Start

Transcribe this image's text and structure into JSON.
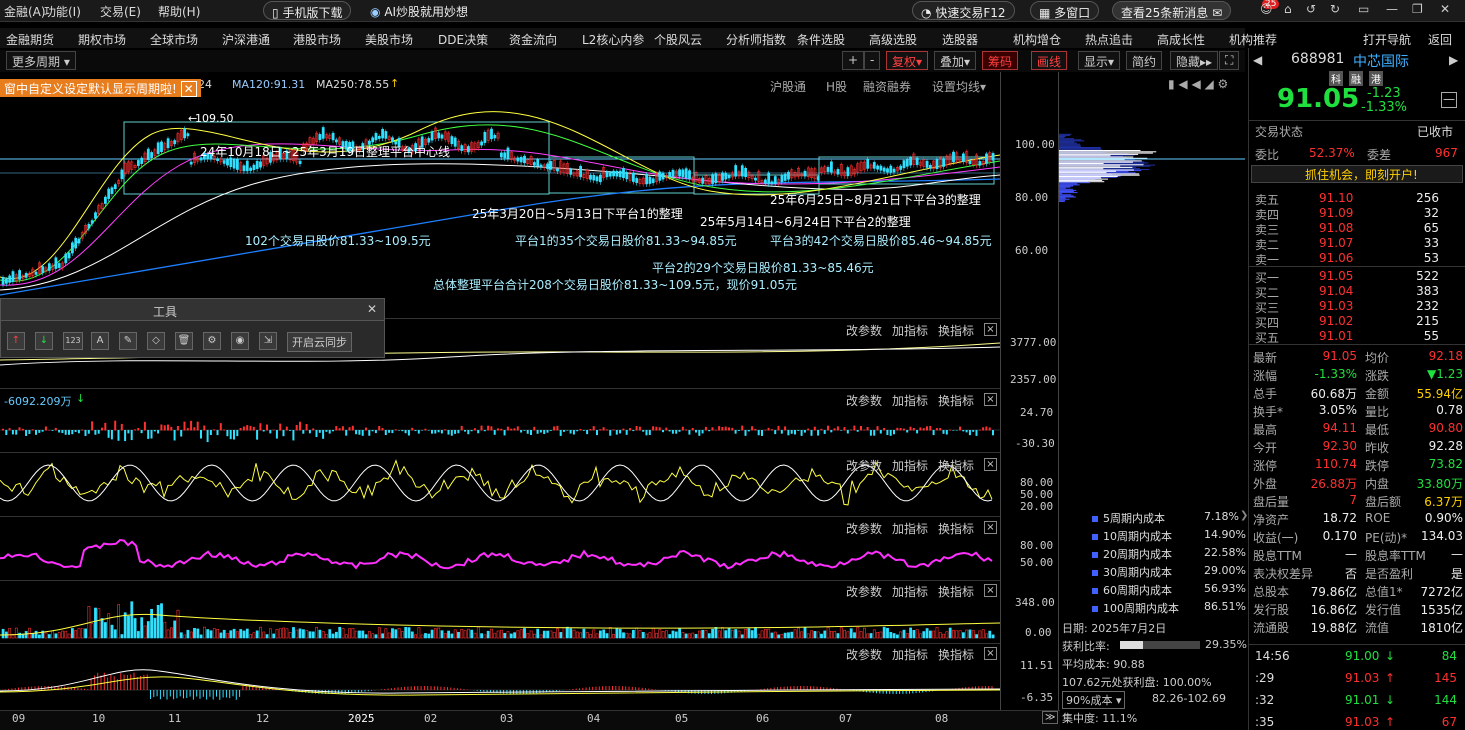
{
  "menu": {
    "items": [
      "金融(A)",
      "功能(I)",
      "交易(E)",
      "帮助(H)"
    ],
    "mobile": "手机版下载",
    "ai": "AI炒股就用妙想",
    "quicktrade": "快速交易F12",
    "multiwin": "多窗口",
    "news": "查看25条新消息",
    "badge": "25"
  },
  "nav": {
    "items": [
      "金融期货",
      "期权市场",
      "全球市场",
      "沪深港通",
      "港股市场",
      "美股市场",
      "DDE决策",
      "资金流向",
      "L2核心内参",
      "个股风云",
      "分析师指数",
      "条件选股",
      "高级选股",
      "选股器",
      "机构增仓",
      "热点追击",
      "高成长性",
      "机构推荐"
    ],
    "open": "打开导航",
    "back": "返回"
  },
  "toolbar": {
    "period": "更多周期",
    "ma_text": "24",
    "ma120": "MA120:91.31",
    "ma250": "MA250:78.55",
    "up_arrow": "↑",
    "btns": [
      "+",
      "-",
      "复权",
      "叠加",
      "筹码",
      "画线",
      "显示",
      "简约",
      "隐藏"
    ],
    "hgt": "沪股通",
    "h": "H股",
    "rzrq": "融资融券",
    "ma_set": "设置均线"
  },
  "tooltip": "窗中自定义设定默认显示周期啦!",
  "axes": {
    "price": [
      "100.00",
      "80.00",
      "60.00"
    ],
    "vol1": [
      "3777.00",
      "2357.00"
    ],
    "flow": [
      "24.70",
      "-30.30"
    ],
    "kdj": [
      "80.00",
      "50.00",
      "20.00"
    ],
    "rsi": [
      "80.00",
      "50.00"
    ],
    "vol2": [
      "348.00",
      "0.00"
    ],
    "macd": [
      "11.51",
      "-6.35"
    ],
    "months": [
      "09",
      "10",
      "11",
      "12",
      "2025",
      "02",
      "03",
      "04",
      "05",
      "06",
      "07",
      "08"
    ]
  },
  "chart": {
    "high": "109.50",
    "annotations": [
      "24年10月18日~25年3月19日整理平台中心线",
      "25年3月20日~5月13日下平台1的整理",
      "25年5月14日~6月24日下平台2的整理",
      "25年6月25日~8月21日下平台3的整理",
      "102个交易日股价81.33~109.5元",
      "平台1的35个交易日股价81.33~94.85元",
      "平台3的42个交易日股价85.46~94.85元",
      "平台2的29个交易日股价81.33~85.46元",
      "总体整理平台合计208个交易日股价81.33~109.5元，现价91.05元"
    ],
    "flow_label": "-6092.209万"
  },
  "panel_ctrl": {
    "a": "改参数",
    "b": "加指标",
    "c": "换指标",
    "x": "×"
  },
  "toolwin": {
    "title": "工具",
    "sync": "开启云同步",
    "icons": [
      "↑",
      "↓",
      "123",
      "A",
      "✎",
      "◇",
      "🗑",
      "⚙",
      "◉",
      "⇲"
    ]
  },
  "chip": {
    "legend": [
      {
        "n": "5周期内成本",
        "v": "7.18%"
      },
      {
        "n": "10周期内成本",
        "v": "14.90%"
      },
      {
        "n": "20周期内成本",
        "v": "22.58%"
      },
      {
        "n": "30周期内成本",
        "v": "29.00%"
      },
      {
        "n": "60周期内成本",
        "v": "56.93%"
      },
      {
        "n": "100周期内成本",
        "v": "86.51%"
      }
    ],
    "date": "日期: 2025年7月2日",
    "profit_label": "获利比率:",
    "profit": "29.35%",
    "avg": "平均成本: 90.88",
    "profit_line": "107.62元处获利盘: 100.00%",
    "cost_sel": "90%成本",
    "cost_range": "82.26-102.69",
    "conc": "集中度: 11.1%"
  },
  "stock": {
    "code": "688981",
    "name": "中芯国际",
    "tags": [
      "科",
      "融",
      "港"
    ],
    "price": "91.05",
    "chg": "-1.23",
    "pct": "-1.33%",
    "state_label": "交易状态",
    "state": "已收市",
    "wb_label": "委比",
    "wb": "52.37%",
    "wc_label": "委差",
    "wc": "967",
    "banner": "抓住机会，即刻开户!"
  },
  "asks": [
    {
      "l": "卖五",
      "p": "91.10",
      "v": "256"
    },
    {
      "l": "卖四",
      "p": "91.09",
      "v": "32"
    },
    {
      "l": "卖三",
      "p": "91.08",
      "v": "65"
    },
    {
      "l": "卖二",
      "p": "91.07",
      "v": "33"
    },
    {
      "l": "卖一",
      "p": "91.06",
      "v": "53"
    }
  ],
  "bids": [
    {
      "l": "买一",
      "p": "91.05",
      "v": "522"
    },
    {
      "l": "买二",
      "p": "91.04",
      "v": "383"
    },
    {
      "l": "买三",
      "p": "91.03",
      "v": "232"
    },
    {
      "l": "买四",
      "p": "91.02",
      "v": "215"
    },
    {
      "l": "买五",
      "p": "91.01",
      "v": "55"
    }
  ],
  "stats": [
    {
      "a": "最新",
      "b": "91.05",
      "c": "均价",
      "d": "92.18"
    },
    {
      "a": "涨幅",
      "b": "-1.33%",
      "c": "涨跌",
      "d": "▼1.23"
    },
    {
      "a": "总手",
      "b": "60.68万",
      "c": "金额",
      "d": "55.94亿"
    },
    {
      "a": "换手*",
      "b": "3.05%",
      "c": "量比",
      "d": "0.78"
    },
    {
      "a": "最高",
      "b": "94.11",
      "c": "最低",
      "d": "90.80"
    },
    {
      "a": "今开",
      "b": "92.30",
      "c": "昨收",
      "d": "92.28"
    },
    {
      "a": "涨停",
      "b": "110.74",
      "c": "跌停",
      "d": "73.82"
    },
    {
      "a": "外盘",
      "b": "26.88万",
      "c": "内盘",
      "d": "33.80万"
    },
    {
      "a": "盘后量",
      "b": "7",
      "c": "盘后额",
      "d": "6.37万"
    },
    {
      "a": "净资产",
      "b": "18.72",
      "c": "ROE",
      "d": "0.90%"
    },
    {
      "a": "收益(一)",
      "b": "0.170",
      "c": "PE(动)*",
      "d": "134.03"
    },
    {
      "a": "股息TTM",
      "b": "—",
      "c": "股息率TTM",
      "d": "—"
    },
    {
      "a": "表决权差异",
      "b": "否",
      "c": "是否盈利",
      "d": "是"
    },
    {
      "a": "总股本",
      "b": "79.86亿",
      "c": "总值1*",
      "d": "7272亿"
    },
    {
      "a": "发行股",
      "b": "16.86亿",
      "c": "发行值",
      "d": "1535亿"
    },
    {
      "a": "流通股",
      "b": "19.88亿",
      "c": "流值",
      "d": "1810亿"
    }
  ],
  "ticks": [
    {
      "t": "14:56",
      "p": "91.00",
      "a": "↓",
      "v": "84"
    },
    {
      "t": ":29",
      "p": "91.03",
      "a": "↑",
      "v": "145"
    },
    {
      "t": ":32",
      "p": "91.01",
      "a": "↓",
      "v": "144"
    },
    {
      "t": ":35",
      "p": "91.03",
      "a": "↑",
      "v": "67"
    }
  ]
}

End

__What the exercise asks__
Each line in the records above should be reproduced exactly; images are not copied.

__Correct answer__
Transcribe this image's text and structure into JSON.
{
  "menu": {
    "items": [
      "金融(A)",
      "功能(I)",
      "交易(E)",
      "帮助(H)"
    ],
    "mobile": "手机版下载",
    "ai": "AI炒股就用妙想",
    "quicktrade": "快速交易F12",
    "multiwin": "多窗口",
    "news": "查看25条新消息",
    "badge": "25"
  },
  "nav": {
    "items": [
      "金融期货",
      "期权市场",
      "全球市场",
      "沪深港通",
      "港股市场",
      "美股市场",
      "DDE决策",
      "资金流向",
      "L2核心内参",
      "个股风云",
      "分析师指数",
      "条件选股",
      "高级选股",
      "选股器",
      "机构增仓",
      "热点追击",
      "高成长性",
      "机构推荐"
    ],
    "open": "打开导航",
    "back": "返回"
  },
  "toolbar": {
    "period": "更多周期",
    "ma_text": "24",
    "ma120": "MA120:91.31",
    "ma250": "MA250:78.55",
    "up_arrow": "↑",
    "btns": [
      "+",
      "-",
      "复权",
      "叠加",
      "筹码",
      "画线",
      "显示",
      "简约",
      "隐藏"
    ],
    "hgt": "沪股通",
    "h": "H股",
    "rzrq": "融资融券",
    "ma_set": "设置均线"
  },
  "tooltip": "窗中自定义设定默认显示周期啦!",
  "axes": {
    "price": [
      "100.00",
      "80.00",
      "60.00"
    ],
    "vol1": [
      "3777.00",
      "2357.00"
    ],
    "flow": [
      "24.70",
      "-30.30"
    ],
    "kdj": [
      "80.00",
      "50.00",
      "20.00"
    ],
    "rsi": [
      "80.00",
      "50.00"
    ],
    "vol2": [
      "348.00",
      "0.00"
    ],
    "macd": [
      "11.51",
      "-6.35"
    ],
    "months": [
      "09",
      "10",
      "11",
      "12",
      "2025",
      "02",
      "03",
      "04",
      "05",
      "06",
      "07",
      "08"
    ]
  },
  "chart": {
    "high": "109.50",
    "annotations": [
      "24年10月18日~25年3月19日整理平台中心线",
      "25年3月20日~5月13日下平台1的整理",
      "25年5月14日~6月24日下平台2的整理",
      "25年6月25日~8月21日下平台3的整理",
      "102个交易日股价81.33~109.5元",
      "平台1的35个交易日股价81.33~94.85元",
      "平台3的42个交易日股价85.46~94.85元",
      "平台2的29个交易日股价81.33~85.46元",
      "总体整理平台合计208个交易日股价81.33~109.5元，现价91.05元"
    ],
    "flow_label": "-6092.209万"
  },
  "panel_ctrl": {
    "a": "改参数",
    "b": "加指标",
    "c": "换指标",
    "x": "×"
  },
  "toolwin": {
    "title": "工具",
    "sync": "开启云同步",
    "icons": [
      "↑",
      "↓",
      "123",
      "A",
      "✎",
      "◇",
      "🗑",
      "⚙",
      "◉",
      "⇲"
    ]
  },
  "chip": {
    "legend": [
      {
        "n": "5周期内成本",
        "v": "7.18%"
      },
      {
        "n": "10周期内成本",
        "v": "14.90%"
      },
      {
        "n": "20周期内成本",
        "v": "22.58%"
      },
      {
        "n": "30周期内成本",
        "v": "29.00%"
      },
      {
        "n": "60周期内成本",
        "v": "56.93%"
      },
      {
        "n": "100周期内成本",
        "v": "86.51%"
      }
    ],
    "date": "日期: 2025年7月2日",
    "profit_label": "获利比率:",
    "profit": "29.35%",
    "avg": "平均成本: 90.88",
    "profit_line": "107.62元处获利盘: 100.00%",
    "cost_sel": "90%成本",
    "cost_range": "82.26-102.69",
    "conc": "集中度: 11.1%"
  },
  "stock": {
    "code": "688981",
    "name": "中芯国际",
    "tags": [
      "科",
      "融",
      "港"
    ],
    "price": "91.05",
    "chg": "-1.23",
    "pct": "-1.33%",
    "state_label": "交易状态",
    "state": "已收市",
    "wb_label": "委比",
    "wb": "52.37%",
    "wc_label": "委差",
    "wc": "967",
    "banner": "抓住机会，即刻开户!"
  },
  "asks": [
    {
      "l": "卖五",
      "p": "91.10",
      "v": "256"
    },
    {
      "l": "卖四",
      "p": "91.09",
      "v": "32"
    },
    {
      "l": "卖三",
      "p": "91.08",
      "v": "65"
    },
    {
      "l": "卖二",
      "p": "91.07",
      "v": "33"
    },
    {
      "l": "卖一",
      "p": "91.06",
      "v": "53"
    }
  ],
  "bids": [
    {
      "l": "买一",
      "p": "91.05",
      "v": "522"
    },
    {
      "l": "买二",
      "p": "91.04",
      "v": "383"
    },
    {
      "l": "买三",
      "p": "91.03",
      "v": "232"
    },
    {
      "l": "买四",
      "p": "91.02",
      "v": "215"
    },
    {
      "l": "买五",
      "p": "91.01",
      "v": "55"
    }
  ],
  "stats": [
    {
      "a": "最新",
      "b": "91.05",
      "c": "均价",
      "d": "92.18"
    },
    {
      "a": "涨幅",
      "b": "-1.33%",
      "c": "涨跌",
      "d": "▼1.23"
    },
    {
      "a": "总手",
      "b": "60.68万",
      "c": "金额",
      "d": "55.94亿"
    },
    {
      "a": "换手*",
      "b": "3.05%",
      "c": "量比",
      "d": "0.78"
    },
    {
      "a": "最高",
      "b": "94.11",
      "c": "最低",
      "d": "90.80"
    },
    {
      "a": "今开",
      "b": "92.30",
      "c": "昨收",
      "d": "92.28"
    },
    {
      "a": "涨停",
      "b": "110.74",
      "c": "跌停",
      "d": "73.82"
    },
    {
      "a": "外盘",
      "b": "26.88万",
      "c": "内盘",
      "d": "33.80万"
    },
    {
      "a": "盘后量",
      "b": "7",
      "c": "盘后额",
      "d": "6.37万"
    },
    {
      "a": "净资产",
      "b": "18.72",
      "c": "ROE",
      "d": "0.90%"
    },
    {
      "a": "收益(一)",
      "b": "0.170",
      "c": "PE(动)*",
      "d": "134.03"
    },
    {
      "a": "股息TTM",
      "b": "—",
      "c": "股息率TTM",
      "d": "—"
    },
    {
      "a": "表决权差异",
      "b": "否",
      "c": "是否盈利",
      "d": "是"
    },
    {
      "a": "总股本",
      "b": "79.86亿",
      "c": "总值1*",
      "d": "7272亿"
    },
    {
      "a": "发行股",
      "b": "16.86亿",
      "c": "发行值",
      "d": "1535亿"
    },
    {
      "a": "流通股",
      "b": "19.88亿",
      "c": "流值",
      "d": "1810亿"
    }
  ],
  "ticks": [
    {
      "t": "14:56",
      "p": "91.00",
      "a": "↓",
      "v": "84"
    },
    {
      "t": ":29",
      "p": "91.03",
      "a": "↑",
      "v": "145"
    },
    {
      "t": ":32",
      "p": "91.01",
      "a": "↓",
      "v": "144"
    },
    {
      "t": ":35",
      "p": "91.03",
      "a": "↑",
      "v": "67"
    }
  ]
}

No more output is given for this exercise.